Records for the task:
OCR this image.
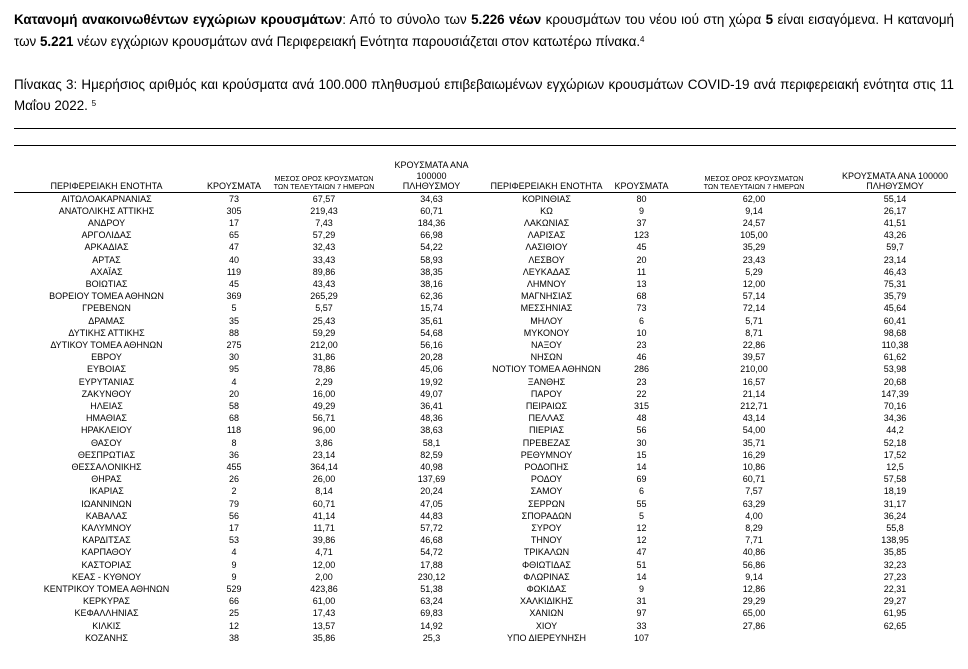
Κατανομή ανακοινωθέντων εγχώριων κρουσμάτων: Από το σύνολο των 5.226 νέων κρουσμάτων του νέου ιού στη χώρα 5 είναι εισαγόμενα. Η κατανομή των 5.221 νέων εγχώριων κρουσμάτων ανά Περιφερειακή Ενότητα παρουσιάζεται στον κατωτέρω πίνακα.$^4$
Πίνακας 3: Ημερήσιος αριθμός και κρούσματα ανά 100.000 πληθυσμού επιβεβαιωμένων εγχώριων κρουσμάτων COVID-19 ανά περιφερειακή ενότητα στις 11 Μαΐου 2022. $^5$
ΠΕΡΙΦΕΡΕΙΑΚΗ ΕΝΟΤΗΤΑ	ΚΡΟΥΣΜΑΤΑ	ΜΕΣΟΣ ΟΡΟΣ ΚΡΟΥΣΜΑΤΩΝ
ΤΩΝ ΤΕΛΕΥΤΑΙΩΝ 7 ΗΜΕΡΩΝ	ΚΡΟΥΣΜΑΤΑ ΑΝΑ 100000
ΠΛΗΘΥΣΜΟΥ	ΠΕΡΙΦΕΡΕΙΑΚΗ ΕΝΟΤΗΤΑ	ΚΡΟΥΣΜΑΤΑ	ΜΕΣΟΣ ΟΡΟΣ ΚΡΟΥΣΜΑΤΩΝ
ΤΩΝ ΤΕΛΕΥΤΑΙΩΝ 7 ΗΜΕΡΩΝ	ΚΡΟΥΣΜΑΤΑ ΑΝΑ 100000
ΠΛΗΘΥΣΜΟΥ
ΑΙΤΩΛΟΑΚΑΡΝΑΝΙΑΣ	73	67,57	34,63	ΚΟΡΙΝΘΙΑΣ	80	62,00	55,14
ΑΝΑΤΟΛΙΚΗΣ ΑΤΤΙΚΗΣ	305	219,43	60,71	ΚΩ	9	9,14	26,17
ΑΝΔΡΟΥ	17	7,43	184,36	ΛΑΚΩΝΙΑΣ	37	24,57	41,51
ΑΡΓΟΛΙΔΑΣ	65	57,29	66,98	ΛΑΡΙΣΑΣ	123	105,00	43,26
ΑΡΚΑΔΙΑΣ	47	32,43	54,22	ΛΑΣΙΘΙΟΥ	45	35,29	59,7
ΑΡΤΑΣ	40	33,43	58,93	ΛΕΣΒΟΥ	20	23,43	23,14
ΑΧΑΪΑΣ	119	89,86	38,35	ΛΕΥΚΑΔΑΣ	11	5,29	46,43
ΒΟΙΩΤΙΑΣ	45	43,43	38,16	ΛΗΜΝΟΥ	13	12,00	75,31
ΒΟΡΕΙΟΥ ΤΟΜΕΑ ΑΘΗΝΩΝ	369	265,29	62,36	ΜΑΓΝΗΣΙΑΣ	68	57,14	35,79
ΓΡΕΒΕΝΩΝ	5	5,57	15,74	ΜΕΣΣΗΝΙΑΣ	73	72,14	45,64
ΔΡΑΜΑΣ	35	25,43	35,61	ΜΗΛΟΥ	6	5,71	60,41
ΔΥΤΙΚΗΣ ΑΤΤΙΚΗΣ	88	59,29	54,68	ΜΥΚΟΝΟΥ	10	8,71	98,68
ΔΥΤΙΚΟΥ ΤΟΜΕΑ ΑΘΗΝΩΝ	275	212,00	56,16	ΝΑΞΟΥ	23	22,86	110,38
ΕΒΡΟΥ	30	31,86	20,28	ΝΗΣΩΝ	46	39,57	61,62
ΕΥΒΟΙΑΣ	95	78,86	45,06	ΝΟΤΙΟΥ ΤΟΜΕΑ ΑΘΗΝΩΝ	286	210,00	53,98
ΕΥΡΥΤΑΝΙΑΣ	4	2,29	19,92	ΞΑΝΘΗΣ	23	16,57	20,68
ΖΑΚΥΝΘΟΥ	20	16,00	49,07	ΠΑΡΟΥ	22	21,14	147,39
ΗΛΕΙΑΣ	58	49,29	36,41	ΠΕΙΡΑΙΩΣ	315	212,71	70,16
ΗΜΑΘΙΑΣ	68	56,71	48,36	ΠΕΛΛΑΣ	48	43,14	34,36
ΗΡΑΚΛΕΙΟΥ	118	96,00	38,63	ΠΙΕΡΙΑΣ	56	54,00	44,2
ΘΑΣΟΥ	8	3,86	58,1	ΠΡΕΒΕΖΑΣ	30	35,71	52,18
ΘΕΣΠΡΩΤΙΑΣ	36	23,14	82,59	ΡΕΘΥΜΝΟΥ	15	16,29	17,52
ΘΕΣΣΑΛΟΝΙΚΗΣ	455	364,14	40,98	ΡΟΔΟΠΗΣ	14	10,86	12,5
ΘΗΡΑΣ	26	26,00	137,69	ΡΟΔΟΥ	69	60,71	57,58
ΙΚΑΡΙΑΣ	2	8,14	20,24	ΣΑΜΟΥ	6	7,57	18,19
ΙΩΑΝΝΙΝΩΝ	79	60,71	47,05	ΣΕΡΡΩΝ	55	63,29	31,17
ΚΑΒΑΛΑΣ	56	41,14	44,83	ΣΠΟΡΑΔΩΝ	5	4,00	36,24
ΚΑΛΥΜΝΟΥ	17	11,71	57,72	ΣΥΡΟΥ	12	8,29	55,8
ΚΑΡΔΙΤΣΑΣ	53	39,86	46,68	ΤΗΝΟΥ	12	7,71	138,95
ΚΑΡΠΑΘΟΥ	4	4,71	54,72	ΤΡΙΚΑΛΩΝ	47	40,86	35,85
ΚΑΣΤΟΡΙΑΣ	9	12,00	17,88	ΦΘΙΩΤΙΔΑΣ	51	56,86	32,23
ΚΕΑΣ - ΚΥΘΝΟΥ	9	2,00	230,12	ΦΛΩΡΙΝΑΣ	14	9,14	27,23
ΚΕΝΤΡΙΚΟΥ ΤΟΜΕΑ ΑΘΗΝΩΝ	529	423,86	51,38	ΦΩΚΙΔΑΣ	9	12,86	22,31
ΚΕΡΚΥΡΑΣ	66	61,00	63,24	ΧΑΛΚΙΔΙΚΗΣ	31	29,29	29,27
ΚΕΦΑΛΛΗΝΙΑΣ	25	17,43	69,83	ΧΑΝΙΩΝ	97	65,00	61,95
ΚΙΛΚΙΣ	12	13,57	14,92	ΧΙΟΥ	33	27,86	62,65
ΚΟΖΑΝΗΣ	38	35,86	25,3	ΥΠΟ ΔΙΕΡΕΥΝΗΣΗ	107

Exercise objective: Isolate the lines that hold the word "ΠΕΡΙΦΕΡΕΙΑΚΗ" and copy all of them.

Response to the task:
ΠΕΡΙΦΕΡΕΙΑΚΗ ΕΝΟΤΗΤΑ	ΚΡΟΥΣΜΑΤΑ	ΜΕΣΟΣ ΟΡΟΣ ΚΡΟΥΣΜΑΤΩΝ
ΠΛΗΘΥΣΜΟΥ	ΠΕΡΙΦΕΡΕΙΑΚΗ ΕΝΟΤΗΤΑ	ΚΡΟΥΣΜΑΤΑ	ΜΕΣΟΣ ΟΡΟΣ ΚΡΟΥΣΜΑΤΩΝ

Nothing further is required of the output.